=== Exercise brief ===
Return exactly the lines of the data below, from the one that contains "Read all visible content and emit it as JSON." through the final line, and leave out every picture.

=== Dataset rows ===
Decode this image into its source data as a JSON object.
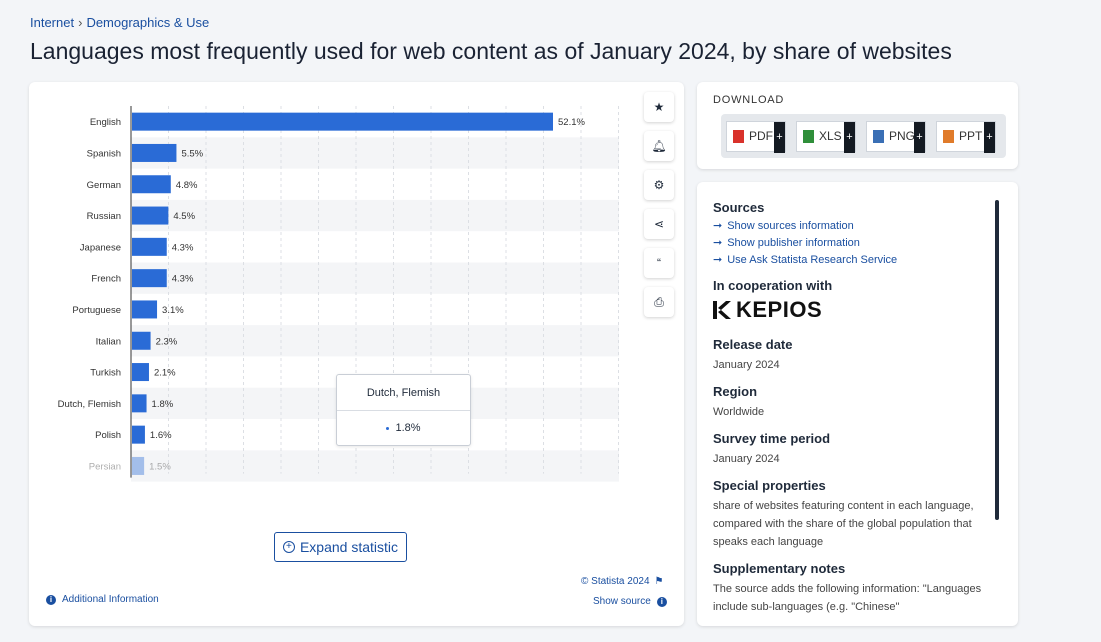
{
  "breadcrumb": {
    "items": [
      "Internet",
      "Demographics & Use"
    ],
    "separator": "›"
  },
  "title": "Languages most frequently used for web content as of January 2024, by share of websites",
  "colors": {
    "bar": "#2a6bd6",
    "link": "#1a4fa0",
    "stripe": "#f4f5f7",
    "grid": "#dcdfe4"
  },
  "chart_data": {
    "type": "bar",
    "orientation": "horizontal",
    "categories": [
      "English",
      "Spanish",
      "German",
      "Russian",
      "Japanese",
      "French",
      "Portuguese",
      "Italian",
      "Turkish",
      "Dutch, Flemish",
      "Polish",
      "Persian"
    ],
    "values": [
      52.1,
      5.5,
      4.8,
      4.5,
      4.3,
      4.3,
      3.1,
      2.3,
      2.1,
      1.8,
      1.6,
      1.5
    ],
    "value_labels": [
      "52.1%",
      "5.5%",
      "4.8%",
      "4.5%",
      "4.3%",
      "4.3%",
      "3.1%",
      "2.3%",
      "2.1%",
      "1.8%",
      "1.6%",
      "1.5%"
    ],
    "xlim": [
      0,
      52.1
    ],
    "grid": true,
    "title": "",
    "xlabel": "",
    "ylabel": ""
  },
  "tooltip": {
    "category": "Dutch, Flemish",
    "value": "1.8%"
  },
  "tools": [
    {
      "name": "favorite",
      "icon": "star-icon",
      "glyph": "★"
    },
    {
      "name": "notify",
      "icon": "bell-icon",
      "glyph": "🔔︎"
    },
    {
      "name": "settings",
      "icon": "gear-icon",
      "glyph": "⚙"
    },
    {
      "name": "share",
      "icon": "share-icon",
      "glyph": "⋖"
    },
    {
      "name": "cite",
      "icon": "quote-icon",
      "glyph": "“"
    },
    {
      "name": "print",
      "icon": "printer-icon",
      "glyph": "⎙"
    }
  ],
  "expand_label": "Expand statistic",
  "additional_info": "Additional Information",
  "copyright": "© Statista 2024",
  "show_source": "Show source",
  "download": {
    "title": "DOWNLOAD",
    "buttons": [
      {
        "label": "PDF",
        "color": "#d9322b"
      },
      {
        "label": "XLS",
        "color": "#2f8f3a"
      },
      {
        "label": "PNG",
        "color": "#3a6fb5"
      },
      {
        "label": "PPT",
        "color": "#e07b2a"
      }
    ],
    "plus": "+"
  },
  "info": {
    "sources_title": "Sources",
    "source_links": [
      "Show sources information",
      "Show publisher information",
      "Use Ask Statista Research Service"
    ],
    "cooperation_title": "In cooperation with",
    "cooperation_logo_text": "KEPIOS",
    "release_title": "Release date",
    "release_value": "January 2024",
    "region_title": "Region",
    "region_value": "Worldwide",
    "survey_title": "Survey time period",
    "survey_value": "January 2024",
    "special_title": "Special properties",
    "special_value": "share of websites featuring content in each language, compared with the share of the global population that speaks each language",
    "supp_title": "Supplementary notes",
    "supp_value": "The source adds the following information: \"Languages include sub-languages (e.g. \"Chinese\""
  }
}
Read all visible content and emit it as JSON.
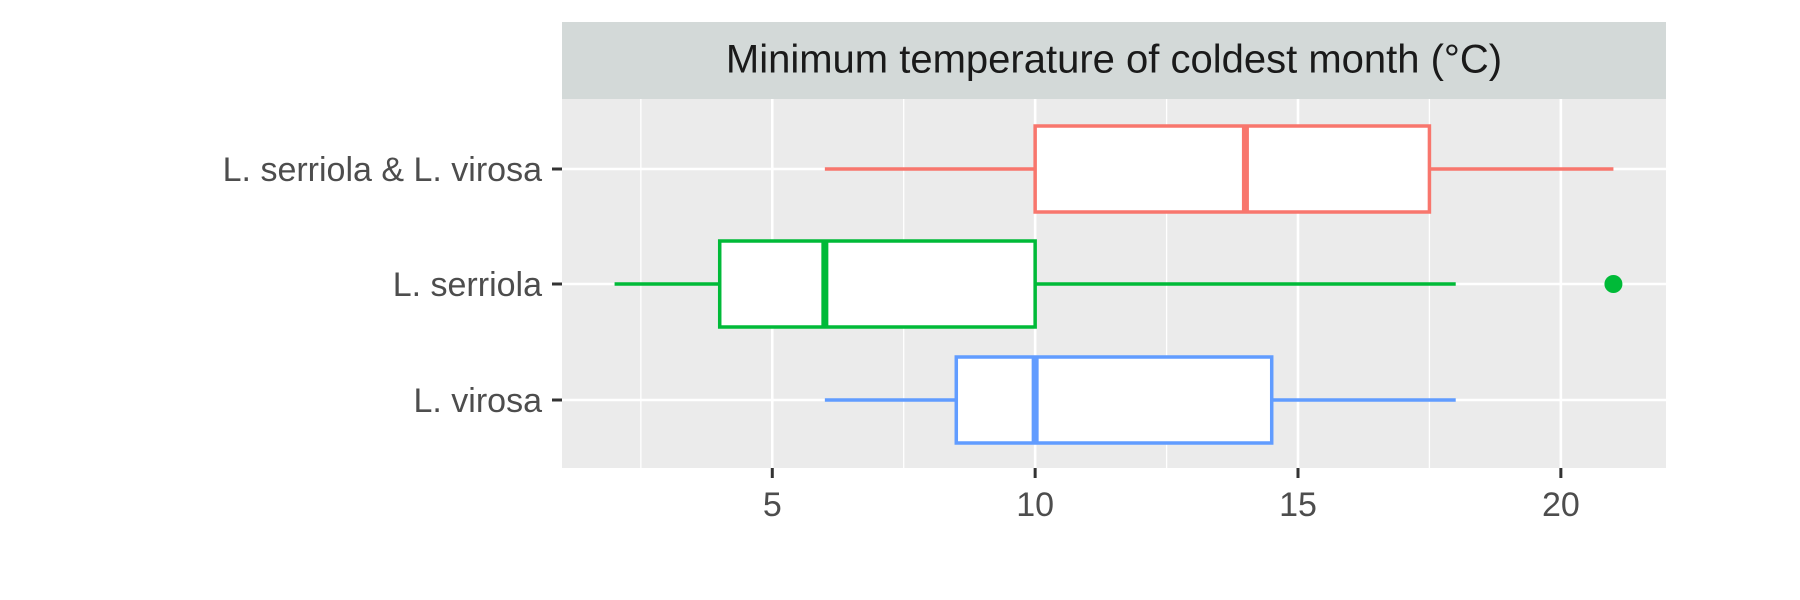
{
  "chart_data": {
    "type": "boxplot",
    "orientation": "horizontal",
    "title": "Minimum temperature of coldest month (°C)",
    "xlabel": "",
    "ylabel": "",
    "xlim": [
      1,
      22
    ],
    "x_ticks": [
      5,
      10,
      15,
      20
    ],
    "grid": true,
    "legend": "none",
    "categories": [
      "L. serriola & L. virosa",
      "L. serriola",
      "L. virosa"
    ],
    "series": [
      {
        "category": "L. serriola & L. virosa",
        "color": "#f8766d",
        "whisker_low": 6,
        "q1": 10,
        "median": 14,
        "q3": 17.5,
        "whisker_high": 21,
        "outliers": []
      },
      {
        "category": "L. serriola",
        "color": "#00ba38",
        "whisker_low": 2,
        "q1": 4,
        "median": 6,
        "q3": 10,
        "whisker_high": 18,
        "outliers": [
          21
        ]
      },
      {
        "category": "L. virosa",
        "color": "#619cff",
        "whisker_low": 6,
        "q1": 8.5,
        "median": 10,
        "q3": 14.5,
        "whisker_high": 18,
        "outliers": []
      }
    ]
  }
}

=== Solution for this problem ===
Read all visible content and emit it as JSON.
{
  "chart_data": {
    "type": "boxplot",
    "orientation": "horizontal",
    "title": "Minimum temperature of coldest month (°C)",
    "xlabel": "",
    "ylabel": "",
    "xlim": [
      1,
      22
    ],
    "x_ticks": [
      5,
      10,
      15,
      20
    ],
    "grid": true,
    "legend": "none",
    "categories": [
      "L. serriola & L. virosa",
      "L. serriola",
      "L. virosa"
    ],
    "series": [
      {
        "category": "L. serriola & L. virosa",
        "color": "#f8766d",
        "whisker_low": 6,
        "q1": 10,
        "median": 14,
        "q3": 17.5,
        "whisker_high": 21,
        "outliers": []
      },
      {
        "category": "L. serriola",
        "color": "#00ba38",
        "whisker_low": 2,
        "q1": 4,
        "median": 6,
        "q3": 10,
        "whisker_high": 18,
        "outliers": [
          21
        ]
      },
      {
        "category": "L. virosa",
        "color": "#619cff",
        "whisker_low": 6,
        "q1": 8.5,
        "median": 10,
        "q3": 14.5,
        "whisker_high": 18,
        "outliers": []
      }
    ]
  }
}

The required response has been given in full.